Source data
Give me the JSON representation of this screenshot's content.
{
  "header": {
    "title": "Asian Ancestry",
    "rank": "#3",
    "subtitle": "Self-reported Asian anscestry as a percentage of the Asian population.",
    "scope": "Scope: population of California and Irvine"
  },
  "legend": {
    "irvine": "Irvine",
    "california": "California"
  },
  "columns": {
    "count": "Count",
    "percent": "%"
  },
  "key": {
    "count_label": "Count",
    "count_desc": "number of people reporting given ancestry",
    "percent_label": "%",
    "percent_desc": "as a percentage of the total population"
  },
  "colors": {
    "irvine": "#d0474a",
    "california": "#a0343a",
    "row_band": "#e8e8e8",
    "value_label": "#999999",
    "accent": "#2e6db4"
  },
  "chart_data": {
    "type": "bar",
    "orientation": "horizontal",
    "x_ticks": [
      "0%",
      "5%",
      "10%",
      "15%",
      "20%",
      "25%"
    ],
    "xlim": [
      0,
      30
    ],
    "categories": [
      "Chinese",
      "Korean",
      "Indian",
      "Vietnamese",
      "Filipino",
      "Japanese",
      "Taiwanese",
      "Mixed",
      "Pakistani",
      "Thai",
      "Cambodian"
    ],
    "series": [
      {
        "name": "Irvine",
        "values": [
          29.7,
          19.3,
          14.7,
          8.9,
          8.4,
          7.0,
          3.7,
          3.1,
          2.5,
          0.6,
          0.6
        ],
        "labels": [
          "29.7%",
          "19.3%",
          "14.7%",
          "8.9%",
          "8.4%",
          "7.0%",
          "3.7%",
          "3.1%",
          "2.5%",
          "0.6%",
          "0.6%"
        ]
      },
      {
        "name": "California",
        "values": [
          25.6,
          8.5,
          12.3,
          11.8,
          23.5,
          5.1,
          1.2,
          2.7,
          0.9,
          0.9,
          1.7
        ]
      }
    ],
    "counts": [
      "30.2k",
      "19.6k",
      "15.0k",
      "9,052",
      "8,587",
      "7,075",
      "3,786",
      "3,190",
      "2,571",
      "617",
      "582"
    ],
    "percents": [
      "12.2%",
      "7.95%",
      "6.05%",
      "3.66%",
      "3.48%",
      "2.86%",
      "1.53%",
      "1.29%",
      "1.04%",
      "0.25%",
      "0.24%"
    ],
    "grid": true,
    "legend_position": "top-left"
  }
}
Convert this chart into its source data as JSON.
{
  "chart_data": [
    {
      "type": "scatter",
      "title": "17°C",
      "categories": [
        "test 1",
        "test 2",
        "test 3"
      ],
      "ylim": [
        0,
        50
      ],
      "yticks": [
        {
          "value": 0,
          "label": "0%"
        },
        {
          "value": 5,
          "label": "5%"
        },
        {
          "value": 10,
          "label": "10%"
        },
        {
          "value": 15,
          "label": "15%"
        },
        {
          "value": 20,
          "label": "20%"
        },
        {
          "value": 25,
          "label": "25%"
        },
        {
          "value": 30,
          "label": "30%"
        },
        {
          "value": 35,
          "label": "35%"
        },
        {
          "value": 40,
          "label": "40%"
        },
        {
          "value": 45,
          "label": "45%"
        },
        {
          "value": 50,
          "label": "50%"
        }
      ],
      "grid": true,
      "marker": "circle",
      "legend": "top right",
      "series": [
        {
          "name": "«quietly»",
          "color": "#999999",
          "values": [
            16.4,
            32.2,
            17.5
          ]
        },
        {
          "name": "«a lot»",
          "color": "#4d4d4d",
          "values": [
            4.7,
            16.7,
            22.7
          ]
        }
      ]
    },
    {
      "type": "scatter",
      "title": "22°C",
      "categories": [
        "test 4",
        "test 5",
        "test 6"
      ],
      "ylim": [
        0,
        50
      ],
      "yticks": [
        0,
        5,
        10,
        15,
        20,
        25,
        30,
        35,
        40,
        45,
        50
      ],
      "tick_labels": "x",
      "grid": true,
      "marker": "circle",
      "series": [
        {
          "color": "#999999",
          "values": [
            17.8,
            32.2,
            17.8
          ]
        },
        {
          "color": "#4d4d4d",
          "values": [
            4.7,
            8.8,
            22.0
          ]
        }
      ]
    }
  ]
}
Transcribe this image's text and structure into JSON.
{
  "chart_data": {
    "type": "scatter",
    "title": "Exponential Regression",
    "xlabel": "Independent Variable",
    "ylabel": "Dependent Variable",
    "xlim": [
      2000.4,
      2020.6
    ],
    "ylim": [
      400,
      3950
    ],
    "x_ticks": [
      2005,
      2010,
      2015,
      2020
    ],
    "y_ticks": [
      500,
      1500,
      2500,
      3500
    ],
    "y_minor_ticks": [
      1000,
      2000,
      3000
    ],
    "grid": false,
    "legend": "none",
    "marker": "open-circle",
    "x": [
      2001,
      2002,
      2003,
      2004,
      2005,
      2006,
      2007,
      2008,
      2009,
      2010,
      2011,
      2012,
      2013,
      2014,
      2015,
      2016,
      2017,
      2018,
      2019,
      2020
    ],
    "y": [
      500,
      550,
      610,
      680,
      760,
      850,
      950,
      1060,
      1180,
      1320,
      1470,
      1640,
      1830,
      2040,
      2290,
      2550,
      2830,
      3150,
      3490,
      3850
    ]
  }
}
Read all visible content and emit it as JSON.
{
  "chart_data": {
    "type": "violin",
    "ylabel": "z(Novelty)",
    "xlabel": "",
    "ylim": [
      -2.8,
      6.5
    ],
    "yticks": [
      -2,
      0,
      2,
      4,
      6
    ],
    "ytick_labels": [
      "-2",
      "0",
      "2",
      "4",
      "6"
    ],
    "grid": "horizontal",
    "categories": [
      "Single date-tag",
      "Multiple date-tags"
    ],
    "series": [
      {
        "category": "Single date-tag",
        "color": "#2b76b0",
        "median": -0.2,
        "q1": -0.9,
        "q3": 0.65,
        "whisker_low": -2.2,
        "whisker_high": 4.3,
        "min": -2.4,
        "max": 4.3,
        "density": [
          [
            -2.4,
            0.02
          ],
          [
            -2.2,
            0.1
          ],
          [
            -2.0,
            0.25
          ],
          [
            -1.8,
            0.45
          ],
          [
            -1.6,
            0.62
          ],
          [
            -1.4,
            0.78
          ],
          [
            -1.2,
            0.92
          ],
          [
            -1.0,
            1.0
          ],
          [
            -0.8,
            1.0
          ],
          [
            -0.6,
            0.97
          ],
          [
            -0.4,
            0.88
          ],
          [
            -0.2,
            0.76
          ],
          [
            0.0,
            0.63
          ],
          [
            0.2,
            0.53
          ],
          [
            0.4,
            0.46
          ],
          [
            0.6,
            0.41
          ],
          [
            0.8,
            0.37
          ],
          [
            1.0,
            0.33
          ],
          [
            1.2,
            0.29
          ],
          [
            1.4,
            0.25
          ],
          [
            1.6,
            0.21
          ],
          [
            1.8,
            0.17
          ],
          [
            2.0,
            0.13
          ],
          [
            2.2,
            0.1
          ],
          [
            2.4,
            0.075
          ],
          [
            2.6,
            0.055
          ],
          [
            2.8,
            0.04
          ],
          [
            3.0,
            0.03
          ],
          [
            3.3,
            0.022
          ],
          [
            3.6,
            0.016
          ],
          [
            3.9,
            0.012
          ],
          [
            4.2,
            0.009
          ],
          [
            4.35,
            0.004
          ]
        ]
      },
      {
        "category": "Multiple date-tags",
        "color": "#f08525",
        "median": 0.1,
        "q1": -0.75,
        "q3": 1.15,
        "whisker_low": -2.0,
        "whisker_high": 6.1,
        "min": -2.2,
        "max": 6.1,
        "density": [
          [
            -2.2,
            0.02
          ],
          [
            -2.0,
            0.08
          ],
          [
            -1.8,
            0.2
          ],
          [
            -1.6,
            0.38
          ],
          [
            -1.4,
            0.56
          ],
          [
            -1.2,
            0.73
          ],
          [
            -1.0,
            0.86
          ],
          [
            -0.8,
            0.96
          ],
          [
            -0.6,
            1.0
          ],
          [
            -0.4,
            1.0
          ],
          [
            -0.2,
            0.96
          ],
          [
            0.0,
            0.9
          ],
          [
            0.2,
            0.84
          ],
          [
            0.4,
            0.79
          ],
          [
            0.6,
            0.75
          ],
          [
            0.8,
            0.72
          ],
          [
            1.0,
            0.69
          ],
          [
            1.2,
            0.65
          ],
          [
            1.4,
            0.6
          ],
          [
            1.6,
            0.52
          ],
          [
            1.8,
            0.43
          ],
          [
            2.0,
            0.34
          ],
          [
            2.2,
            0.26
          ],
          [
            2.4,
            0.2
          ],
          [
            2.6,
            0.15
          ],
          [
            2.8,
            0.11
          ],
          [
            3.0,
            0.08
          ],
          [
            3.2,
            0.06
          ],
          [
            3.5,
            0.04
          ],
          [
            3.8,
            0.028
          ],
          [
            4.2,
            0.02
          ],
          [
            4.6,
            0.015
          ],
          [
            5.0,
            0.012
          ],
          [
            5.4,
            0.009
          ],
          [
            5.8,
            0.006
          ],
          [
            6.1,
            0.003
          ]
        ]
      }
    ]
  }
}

» **EXERCISE AIM**
Select the lines in this material that hold the word "horizontal", leaving none out.

» **EXERCISE RESULT**
    "orientation": "horizontal",
    "grid": "horizontal",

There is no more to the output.